## TASK TO CARRY OUT
Give back all the data exactly, line by line.

## Items from a data source

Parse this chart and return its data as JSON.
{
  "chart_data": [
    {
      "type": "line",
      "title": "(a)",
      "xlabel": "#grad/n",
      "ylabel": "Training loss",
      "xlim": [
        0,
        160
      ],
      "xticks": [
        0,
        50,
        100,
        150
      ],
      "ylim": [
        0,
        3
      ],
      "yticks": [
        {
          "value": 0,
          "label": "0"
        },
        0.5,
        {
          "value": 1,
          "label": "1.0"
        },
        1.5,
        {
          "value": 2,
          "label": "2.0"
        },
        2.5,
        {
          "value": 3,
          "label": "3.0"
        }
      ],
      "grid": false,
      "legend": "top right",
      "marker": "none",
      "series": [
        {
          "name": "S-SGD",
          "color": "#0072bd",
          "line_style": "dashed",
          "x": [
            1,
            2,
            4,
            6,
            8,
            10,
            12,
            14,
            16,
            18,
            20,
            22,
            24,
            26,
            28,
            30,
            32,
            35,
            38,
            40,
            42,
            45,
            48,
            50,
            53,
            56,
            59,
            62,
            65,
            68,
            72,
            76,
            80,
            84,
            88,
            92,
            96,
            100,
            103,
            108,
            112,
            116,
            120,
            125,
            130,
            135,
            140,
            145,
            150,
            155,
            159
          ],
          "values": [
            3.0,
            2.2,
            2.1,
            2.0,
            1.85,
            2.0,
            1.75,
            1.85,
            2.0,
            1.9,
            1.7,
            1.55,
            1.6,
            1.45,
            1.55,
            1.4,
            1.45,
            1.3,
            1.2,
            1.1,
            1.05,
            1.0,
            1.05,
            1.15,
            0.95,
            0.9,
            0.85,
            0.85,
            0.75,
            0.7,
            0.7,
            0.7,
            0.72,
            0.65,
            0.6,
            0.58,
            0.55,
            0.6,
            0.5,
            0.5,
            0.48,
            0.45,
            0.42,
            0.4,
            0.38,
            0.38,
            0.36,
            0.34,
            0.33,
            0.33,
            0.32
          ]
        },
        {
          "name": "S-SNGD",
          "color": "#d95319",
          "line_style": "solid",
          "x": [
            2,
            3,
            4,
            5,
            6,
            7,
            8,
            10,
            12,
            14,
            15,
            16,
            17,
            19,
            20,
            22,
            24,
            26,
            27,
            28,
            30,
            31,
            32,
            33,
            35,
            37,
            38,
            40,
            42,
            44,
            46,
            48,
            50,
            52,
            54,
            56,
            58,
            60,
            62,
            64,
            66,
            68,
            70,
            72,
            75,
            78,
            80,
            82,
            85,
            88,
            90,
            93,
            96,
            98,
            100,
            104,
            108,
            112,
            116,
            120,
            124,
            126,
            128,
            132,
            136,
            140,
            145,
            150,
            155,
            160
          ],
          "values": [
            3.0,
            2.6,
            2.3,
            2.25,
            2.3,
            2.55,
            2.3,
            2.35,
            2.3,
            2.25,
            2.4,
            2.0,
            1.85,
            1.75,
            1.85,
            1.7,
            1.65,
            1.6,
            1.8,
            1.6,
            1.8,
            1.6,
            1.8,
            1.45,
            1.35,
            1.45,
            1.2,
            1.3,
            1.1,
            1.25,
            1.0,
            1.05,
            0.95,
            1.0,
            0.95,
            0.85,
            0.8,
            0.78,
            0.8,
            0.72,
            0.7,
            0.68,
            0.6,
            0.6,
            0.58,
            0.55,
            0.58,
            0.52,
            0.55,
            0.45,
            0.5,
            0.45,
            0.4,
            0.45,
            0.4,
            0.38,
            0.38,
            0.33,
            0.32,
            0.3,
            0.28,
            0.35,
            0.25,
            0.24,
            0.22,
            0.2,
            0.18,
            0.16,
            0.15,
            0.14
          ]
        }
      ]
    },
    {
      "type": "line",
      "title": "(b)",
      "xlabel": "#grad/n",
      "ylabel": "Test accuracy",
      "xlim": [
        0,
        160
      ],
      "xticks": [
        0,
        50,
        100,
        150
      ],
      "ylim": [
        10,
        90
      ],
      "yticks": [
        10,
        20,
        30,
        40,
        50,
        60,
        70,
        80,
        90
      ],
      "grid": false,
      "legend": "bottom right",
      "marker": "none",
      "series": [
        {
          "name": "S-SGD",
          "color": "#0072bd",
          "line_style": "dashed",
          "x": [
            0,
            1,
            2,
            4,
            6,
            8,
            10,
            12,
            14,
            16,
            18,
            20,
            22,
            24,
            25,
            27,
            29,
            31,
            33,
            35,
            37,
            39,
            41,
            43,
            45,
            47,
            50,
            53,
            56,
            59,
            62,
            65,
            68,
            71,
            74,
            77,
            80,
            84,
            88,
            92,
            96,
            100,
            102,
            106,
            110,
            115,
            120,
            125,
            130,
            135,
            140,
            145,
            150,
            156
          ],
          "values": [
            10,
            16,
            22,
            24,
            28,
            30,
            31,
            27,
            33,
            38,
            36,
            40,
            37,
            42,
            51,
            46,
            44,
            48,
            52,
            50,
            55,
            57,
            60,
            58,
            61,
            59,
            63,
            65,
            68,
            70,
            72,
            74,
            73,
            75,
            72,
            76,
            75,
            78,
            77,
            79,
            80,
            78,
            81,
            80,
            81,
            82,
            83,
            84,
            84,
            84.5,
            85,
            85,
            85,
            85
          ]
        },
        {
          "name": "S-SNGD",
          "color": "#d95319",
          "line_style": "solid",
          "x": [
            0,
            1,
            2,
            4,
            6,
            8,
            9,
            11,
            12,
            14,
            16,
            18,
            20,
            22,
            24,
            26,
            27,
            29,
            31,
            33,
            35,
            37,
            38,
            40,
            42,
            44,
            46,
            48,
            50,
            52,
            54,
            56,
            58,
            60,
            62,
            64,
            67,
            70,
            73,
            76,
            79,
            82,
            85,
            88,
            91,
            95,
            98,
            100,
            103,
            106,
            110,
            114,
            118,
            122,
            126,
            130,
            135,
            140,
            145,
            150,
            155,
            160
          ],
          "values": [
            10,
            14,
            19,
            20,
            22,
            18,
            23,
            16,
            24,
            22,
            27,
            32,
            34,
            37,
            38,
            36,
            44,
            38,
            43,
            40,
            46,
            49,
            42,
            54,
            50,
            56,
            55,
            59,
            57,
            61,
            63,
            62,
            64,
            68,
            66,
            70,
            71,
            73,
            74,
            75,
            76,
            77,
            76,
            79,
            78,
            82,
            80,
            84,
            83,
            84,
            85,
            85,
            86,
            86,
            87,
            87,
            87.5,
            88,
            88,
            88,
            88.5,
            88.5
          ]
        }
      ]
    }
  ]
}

## SOLUTION
Parse this chart and return its data as JSON.
{
  "chart_data": [
    {
      "type": "line",
      "title": "(a)",
      "xlabel": "#grad/n",
      "ylabel": "Training loss",
      "xlim": [
        0,
        160
      ],
      "xticks": [
        0,
        50,
        100,
        150
      ],
      "ylim": [
        0,
        3
      ],
      "yticks": [
        {
          "value": 0,
          "label": "0"
        },
        0.5,
        {
          "value": 1,
          "label": "1.0"
        },
        1.5,
        {
          "value": 2,
          "label": "2.0"
        },
        2.5,
        {
          "value": 3,
          "label": "3.0"
        }
      ],
      "grid": false,
      "legend": "top right",
      "marker": "none",
      "series": [
        {
          "name": "S-SGD",
          "color": "#0072bd",
          "line_style": "dashed",
          "x": [
            1,
            2,
            4,
            6,
            8,
            10,
            12,
            14,
            16,
            18,
            20,
            22,
            24,
            26,
            28,
            30,
            32,
            35,
            38,
            40,
            42,
            45,
            48,
            50,
            53,
            56,
            59,
            62,
            65,
            68,
            72,
            76,
            80,
            84,
            88,
            92,
            96,
            100,
            103,
            108,
            112,
            116,
            120,
            125,
            130,
            135,
            140,
            145,
            150,
            155,
            159
          ],
          "values": [
            3.0,
            2.2,
            2.1,
            2.0,
            1.85,
            2.0,
            1.75,
            1.85,
            2.0,
            1.9,
            1.7,
            1.55,
            1.6,
            1.45,
            1.55,
            1.4,
            1.45,
            1.3,
            1.2,
            1.1,
            1.05,
            1.0,
            1.05,
            1.15,
            0.95,
            0.9,
            0.85,
            0.85,
            0.75,
            0.7,
            0.7,
            0.7,
            0.72,
            0.65,
            0.6,
            0.58,
            0.55,
            0.6,
            0.5,
            0.5,
            0.48,
            0.45,
            0.42,
            0.4,
            0.38,
            0.38,
            0.36,
            0.34,
            0.33,
            0.33,
            0.32
          ]
        },
        {
          "name": "S-SNGD",
          "color": "#d95319",
          "line_style": "solid",
          "x": [
            2,
            3,
            4,
            5,
            6,
            7,
            8,
            10,
            12,
            14,
            15,
            16,
            17,
            19,
            20,
            22,
            24,
            26,
            27,
            28,
            30,
            31,
            32,
            33,
            35,
            37,
            38,
            40,
            42,
            44,
            46,
            48,
            50,
            52,
            54,
            56,
            58,
            60,
            62,
            64,
            66,
            68,
            70,
            72,
            75,
            78,
            80,
            82,
            85,
            88,
            90,
            93,
            96,
            98,
            100,
            104,
            108,
            112,
            116,
            120,
            124,
            126,
            128,
            132,
            136,
            140,
            145,
            150,
            155,
            160
          ],
          "values": [
            3.0,
            2.6,
            2.3,
            2.25,
            2.3,
            2.55,
            2.3,
            2.35,
            2.3,
            2.25,
            2.4,
            2.0,
            1.85,
            1.75,
            1.85,
            1.7,
            1.65,
            1.6,
            1.8,
            1.6,
            1.8,
            1.6,
            1.8,
            1.45,
            1.35,
            1.45,
            1.2,
            1.3,
            1.1,
            1.25,
            1.0,
            1.05,
            0.95,
            1.0,
            0.95,
            0.85,
            0.8,
            0.78,
            0.8,
            0.72,
            0.7,
            0.68,
            0.6,
            0.6,
            0.58,
            0.55,
            0.58,
            0.52,
            0.55,
            0.45,
            0.5,
            0.45,
            0.4,
            0.45,
            0.4,
            0.38,
            0.38,
            0.33,
            0.32,
            0.3,
            0.28,
            0.35,
            0.25,
            0.24,
            0.22,
            0.2,
            0.18,
            0.16,
            0.15,
            0.14
          ]
        }
      ]
    },
    {
      "type": "line",
      "title": "(b)",
      "xlabel": "#grad/n",
      "ylabel": "Test accuracy",
      "xlim": [
        0,
        160
      ],
      "xticks": [
        0,
        50,
        100,
        150
      ],
      "ylim": [
        10,
        90
      ],
      "yticks": [
        10,
        20,
        30,
        40,
        50,
        60,
        70,
        80,
        90
      ],
      "grid": false,
      "legend": "bottom right",
      "marker": "none",
      "series": [
        {
          "name": "S-SGD",
          "color": "#0072bd",
          "line_style": "dashed",
          "x": [
            0,
            1,
            2,
            4,
            6,
            8,
            10,
            12,
            14,
            16,
            18,
            20,
            22,
            24,
            25,
            27,
            29,
            31,
            33,
            35,
            37,
            39,
            41,
            43,
            45,
            47,
            50,
            53,
            56,
            59,
            62,
            65,
            68,
            71,
            74,
            77,
            80,
            84,
            88,
            92,
            96,
            100,
            102,
            106,
            110,
            115,
            120,
            125,
            130,
            135,
            140,
            145,
            150,
            156
          ],
          "values": [
            10,
            16,
            22,
            24,
            28,
            30,
            31,
            27,
            33,
            38,
            36,
            40,
            37,
            42,
            51,
            46,
            44,
            48,
            52,
            50,
            55,
            57,
            60,
            58,
            61,
            59,
            63,
            65,
            68,
            70,
            72,
            74,
            73,
            75,
            72,
            76,
            75,
            78,
            77,
            79,
            80,
            78,
            81,
            80,
            81,
            82,
            83,
            84,
            84,
            84.5,
            85,
            85,
            85,
            85
          ]
        },
        {
          "name": "S-SNGD",
          "color": "#d95319",
          "line_style": "solid",
          "x": [
            0,
            1,
            2,
            4,
            6,
            8,
            9,
            11,
            12,
            14,
            16,
            18,
            20,
            22,
            24,
            26,
            27,
            29,
            31,
            33,
            35,
            37,
            38,
            40,
            42,
            44,
            46,
            48,
            50,
            52,
            54,
            56,
            58,
            60,
            62,
            64,
            67,
            70,
            73,
            76,
            79,
            82,
            85,
            88,
            91,
            95,
            98,
            100,
            103,
            106,
            110,
            114,
            118,
            122,
            126,
            130,
            135,
            140,
            145,
            150,
            155,
            160
          ],
          "values": [
            10,
            14,
            19,
            20,
            22,
            18,
            23,
            16,
            24,
            22,
            27,
            32,
            34,
            37,
            38,
            36,
            44,
            38,
            43,
            40,
            46,
            49,
            42,
            54,
            50,
            56,
            55,
            59,
            57,
            61,
            63,
            62,
            64,
            68,
            66,
            70,
            71,
            73,
            74,
            75,
            76,
            77,
            76,
            79,
            78,
            82,
            80,
            84,
            83,
            84,
            85,
            85,
            86,
            86,
            87,
            87,
            87.5,
            88,
            88,
            88,
            88.5,
            88.5
          ]
        }
      ]
    }
  ]
}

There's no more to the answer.